* Begin EXTRACTED INFORMATION *
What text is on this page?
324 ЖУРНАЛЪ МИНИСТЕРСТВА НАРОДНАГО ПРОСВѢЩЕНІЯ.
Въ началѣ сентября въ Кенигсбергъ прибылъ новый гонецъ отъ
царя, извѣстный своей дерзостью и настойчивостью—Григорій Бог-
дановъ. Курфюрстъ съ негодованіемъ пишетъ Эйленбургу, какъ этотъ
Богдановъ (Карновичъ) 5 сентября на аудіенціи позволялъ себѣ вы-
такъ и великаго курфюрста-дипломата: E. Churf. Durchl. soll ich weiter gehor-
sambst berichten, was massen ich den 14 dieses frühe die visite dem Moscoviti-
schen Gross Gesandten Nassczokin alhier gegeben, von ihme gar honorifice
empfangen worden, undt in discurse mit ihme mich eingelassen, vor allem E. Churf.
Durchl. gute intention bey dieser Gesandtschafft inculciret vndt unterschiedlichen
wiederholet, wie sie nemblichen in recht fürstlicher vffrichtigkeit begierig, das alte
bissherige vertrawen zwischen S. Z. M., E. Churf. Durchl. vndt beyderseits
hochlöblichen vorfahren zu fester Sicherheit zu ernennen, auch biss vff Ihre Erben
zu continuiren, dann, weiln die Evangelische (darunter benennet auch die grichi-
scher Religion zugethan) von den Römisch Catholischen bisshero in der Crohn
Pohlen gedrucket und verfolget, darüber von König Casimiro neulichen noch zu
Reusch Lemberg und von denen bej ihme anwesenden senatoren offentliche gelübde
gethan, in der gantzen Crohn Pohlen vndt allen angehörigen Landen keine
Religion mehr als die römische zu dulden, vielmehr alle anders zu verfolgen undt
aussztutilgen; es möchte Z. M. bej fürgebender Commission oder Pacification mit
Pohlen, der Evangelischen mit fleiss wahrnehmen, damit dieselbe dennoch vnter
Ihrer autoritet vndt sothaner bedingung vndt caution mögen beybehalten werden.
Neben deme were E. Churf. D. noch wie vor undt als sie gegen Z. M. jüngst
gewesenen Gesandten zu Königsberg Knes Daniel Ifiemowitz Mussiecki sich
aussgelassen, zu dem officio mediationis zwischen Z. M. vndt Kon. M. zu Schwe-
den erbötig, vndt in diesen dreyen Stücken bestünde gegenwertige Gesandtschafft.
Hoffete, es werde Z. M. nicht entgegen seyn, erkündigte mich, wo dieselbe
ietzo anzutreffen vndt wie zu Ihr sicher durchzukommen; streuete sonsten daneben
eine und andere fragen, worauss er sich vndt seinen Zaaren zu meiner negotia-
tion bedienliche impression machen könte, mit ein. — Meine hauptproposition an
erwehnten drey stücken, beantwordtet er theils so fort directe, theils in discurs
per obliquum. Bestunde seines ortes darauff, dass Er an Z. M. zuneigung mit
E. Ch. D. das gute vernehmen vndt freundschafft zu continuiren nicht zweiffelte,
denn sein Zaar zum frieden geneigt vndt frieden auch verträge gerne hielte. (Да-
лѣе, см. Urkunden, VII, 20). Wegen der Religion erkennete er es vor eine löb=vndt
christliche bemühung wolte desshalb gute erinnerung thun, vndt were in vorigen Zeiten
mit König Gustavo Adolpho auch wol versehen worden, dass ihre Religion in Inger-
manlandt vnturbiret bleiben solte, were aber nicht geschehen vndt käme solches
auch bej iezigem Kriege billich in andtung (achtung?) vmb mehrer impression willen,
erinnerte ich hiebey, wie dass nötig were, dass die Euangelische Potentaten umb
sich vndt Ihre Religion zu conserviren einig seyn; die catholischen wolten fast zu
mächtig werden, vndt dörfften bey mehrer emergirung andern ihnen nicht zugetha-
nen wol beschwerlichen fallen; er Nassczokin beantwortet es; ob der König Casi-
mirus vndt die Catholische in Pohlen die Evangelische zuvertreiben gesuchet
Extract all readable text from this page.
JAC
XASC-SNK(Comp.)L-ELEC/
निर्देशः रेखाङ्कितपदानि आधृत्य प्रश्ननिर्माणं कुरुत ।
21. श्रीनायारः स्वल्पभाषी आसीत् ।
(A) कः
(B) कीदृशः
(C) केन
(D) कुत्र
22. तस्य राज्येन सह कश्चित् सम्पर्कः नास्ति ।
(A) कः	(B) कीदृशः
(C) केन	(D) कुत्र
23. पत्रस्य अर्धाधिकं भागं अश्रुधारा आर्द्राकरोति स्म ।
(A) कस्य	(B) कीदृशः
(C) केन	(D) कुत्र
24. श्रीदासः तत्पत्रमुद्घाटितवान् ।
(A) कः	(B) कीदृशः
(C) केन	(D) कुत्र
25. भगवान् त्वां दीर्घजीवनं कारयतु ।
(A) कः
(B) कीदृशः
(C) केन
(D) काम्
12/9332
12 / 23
* End EXTRACTED INFORMATION *
## TASK INSTRUCTIONS
Print again the material above, limited to the lines from the one holding "Extract all readable text from this page." through the last, inclusive.

## FINAL RESULT
Extract all readable text from this page.
JAC
XASC-SNK(Comp.)L-ELEC/
निर्देशः रेखाङ्कितपदानि आधृत्य प्रश्ननिर्माणं कुरुत ।
21. श्रीनायारः स्वल्पभाषी आसीत् ।
(A) कः
(B) कीदृशः
(C) केन
(D) कुत्र
22. तस्य राज्येन सह कश्चित् सम्पर्कः नास्ति ।
(A) कः	(B) कीदृशः
(C) केन	(D) कुत्र
23. पत्रस्य अर्धाधिकं भागं अश्रुधारा आर्द्राकरोति स्म ।
(A) कस्य	(B) कीदृशः
(C) केन	(D) कुत्र
24. श्रीदासः तत्पत्रमुद्घाटितवान् ।
(A) कः	(B) कीदृशः
(C) केन	(D) कुत्र
25. भगवान् त्वां दीर्घजीवनं कारयतु ।
(A) कः
(B) कीदृशः
(C) केन
(D) काम्
12/9332
12 / 23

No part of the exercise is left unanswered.